**Source material**
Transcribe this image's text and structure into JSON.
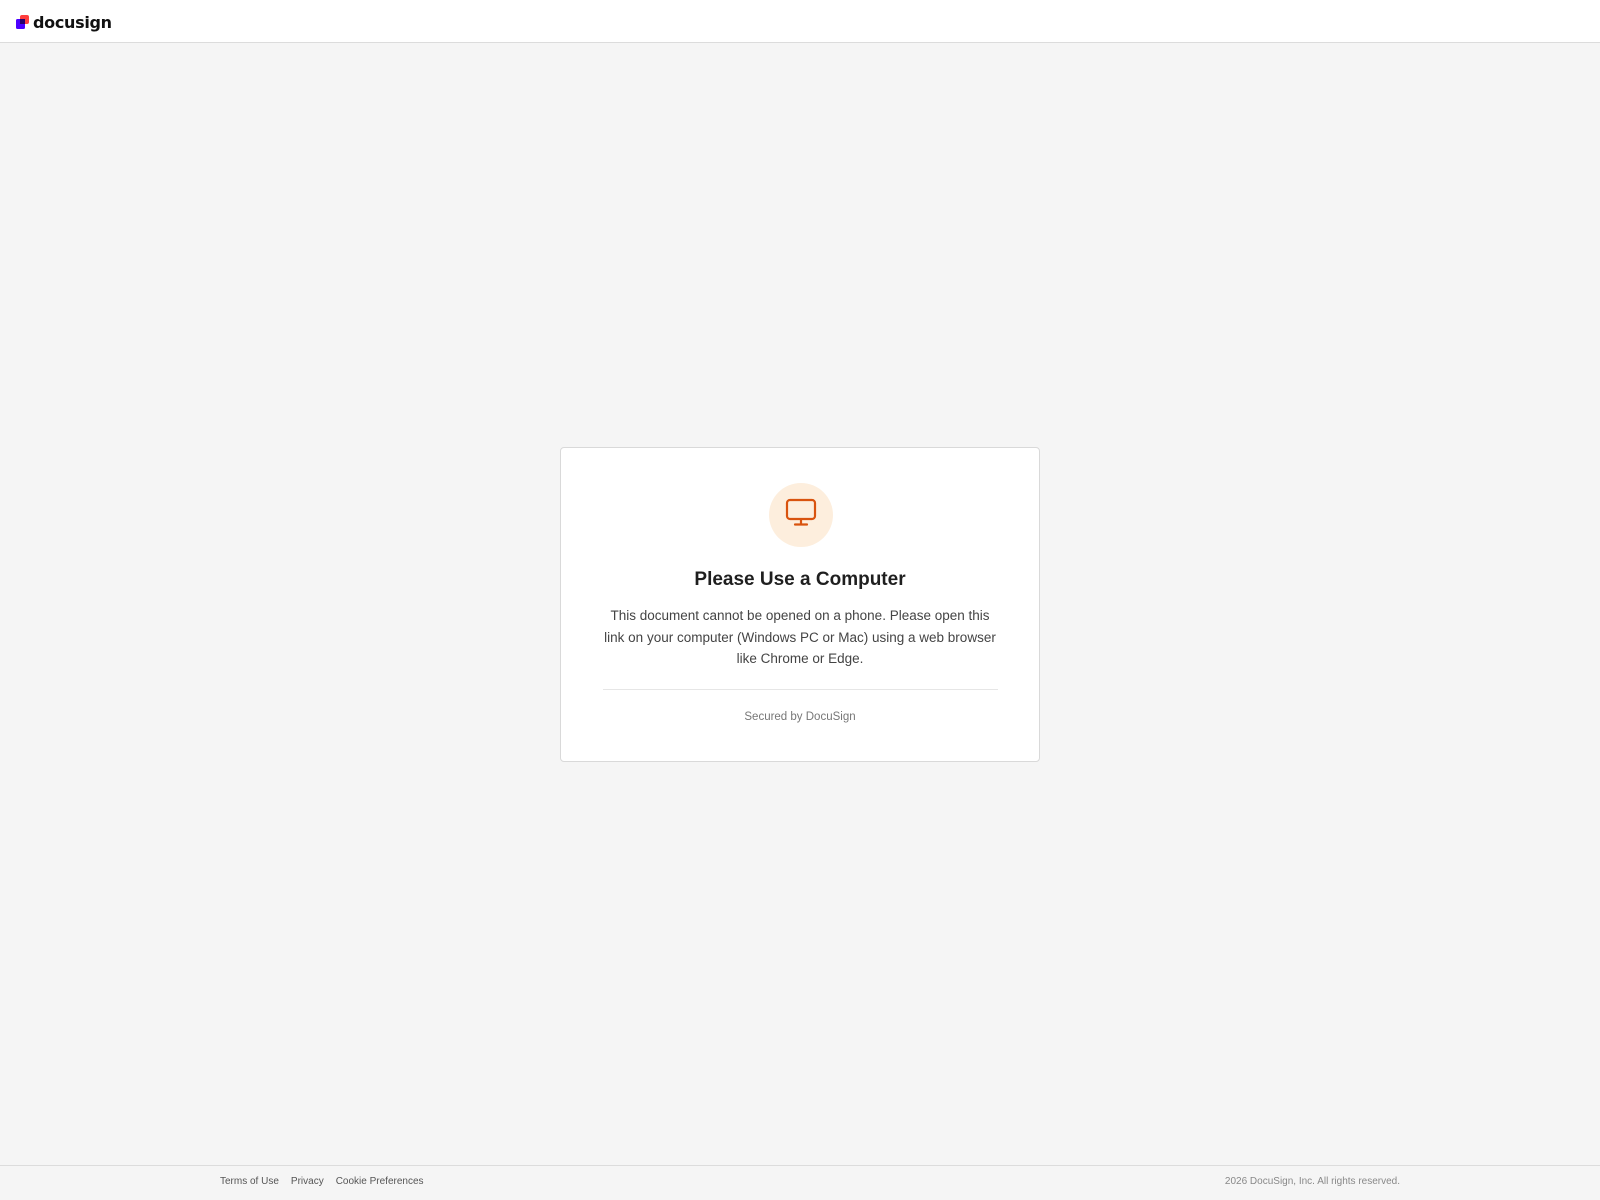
{
  "header": {
    "logo_text": "docusign",
    "logo_icon": "docusign-logo-icon",
    "brand_colors": [
      "#ff3d3d",
      "#4c00ff"
    ]
  },
  "card": {
    "icon": "monitor-icon",
    "icon_color": "#d9530e",
    "icon_bg": "#fdeedd",
    "title": "Please Use a Computer",
    "message": "This document cannot be opened on a phone. Please open this link on your computer (Windows PC or Mac) using a web browser like Chrome or Edge.",
    "secured_text": "Secured by DocuSign"
  },
  "footer": {
    "links": [
      "Terms of Use",
      "Privacy",
      "Cookie Preferences"
    ],
    "copyright": "2026 DocuSign, Inc. All rights reserved."
  }
}
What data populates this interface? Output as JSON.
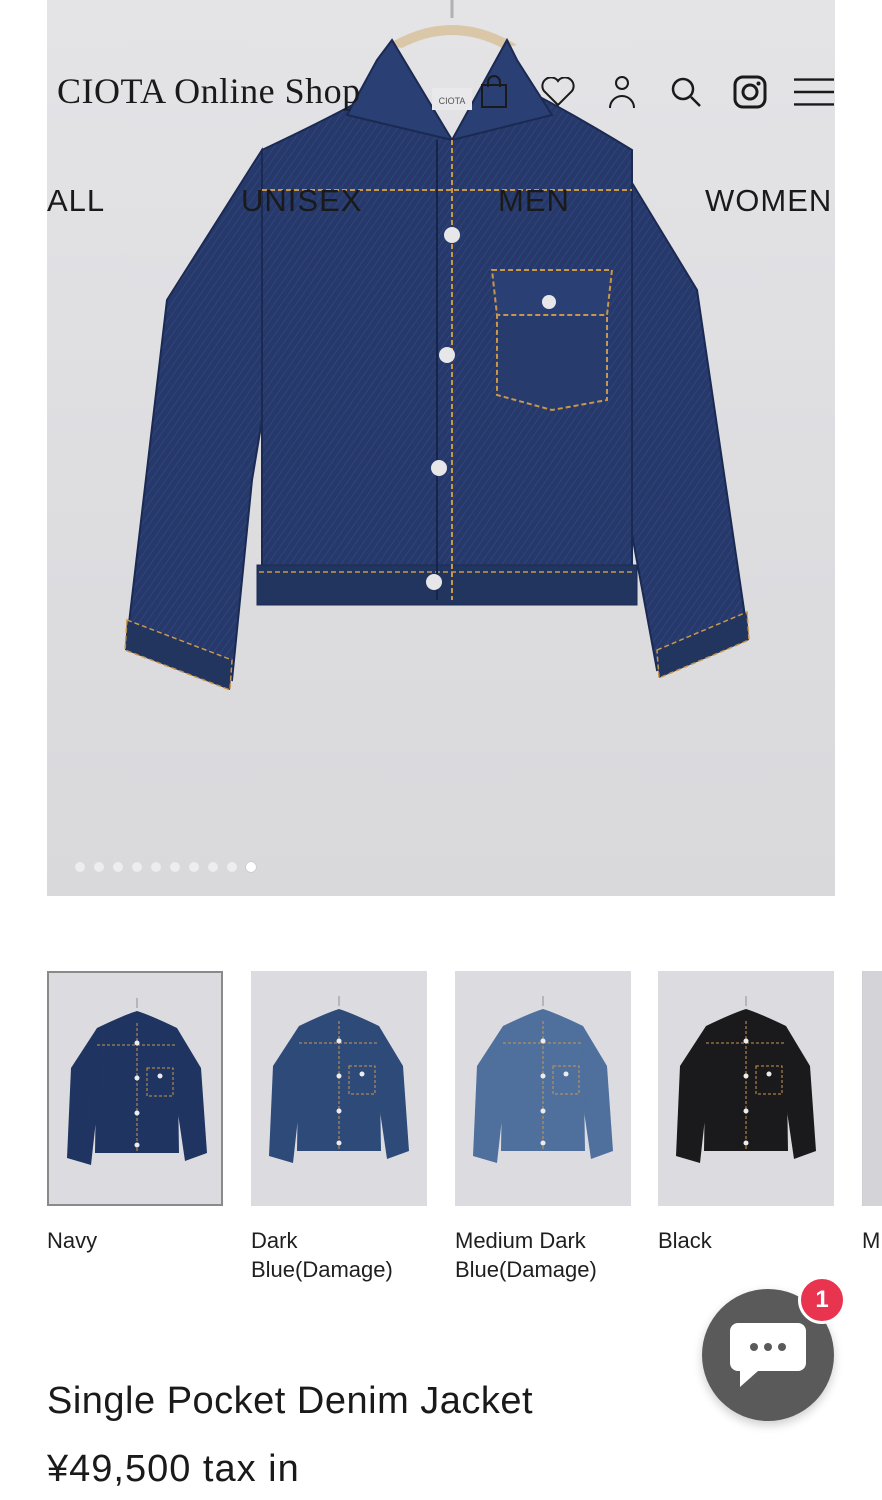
{
  "header": {
    "logo": "CIOTA Online Shop",
    "icons": [
      "bag-icon",
      "heart-icon",
      "user-icon",
      "search-icon",
      "instagram-icon",
      "menu-icon"
    ]
  },
  "nav": [
    {
      "label": "ALL"
    },
    {
      "label": "UNISEX"
    },
    {
      "label": "MEN"
    },
    {
      "label": "WOMEN"
    }
  ],
  "hero": {
    "tag_text": "CIOTA",
    "carousel_total": 10,
    "carousel_active": 10
  },
  "variants": [
    {
      "label": "Navy",
      "color": "#1f3460",
      "selected": true
    },
    {
      "label": "Dark\nBlue(Damage)",
      "color": "#2d4a79",
      "selected": false
    },
    {
      "label": "Medium Dark\nBlue(Damage)",
      "color": "#4f6f9c",
      "selected": false
    },
    {
      "label": "Black",
      "color": "#1a1a1c",
      "selected": false
    },
    {
      "label": "M",
      "color": "#d4d4d8",
      "selected": false
    }
  ],
  "product": {
    "title": "Single Pocket Denim Jacket",
    "price": "¥49,500 tax in"
  },
  "chat": {
    "badge": "1"
  },
  "colors": {
    "denim": "#243866",
    "stitch": "#c9974b",
    "background": "#dfdfe2",
    "badge": "#e8344f"
  }
}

**Aim**
Search the records for the word "nBlue", then list every line that has it.

**Solution to the exercise**
      "label": "Dark\nBlue(Damage)",
      "label": "Medium Dark\nBlue(Damage)",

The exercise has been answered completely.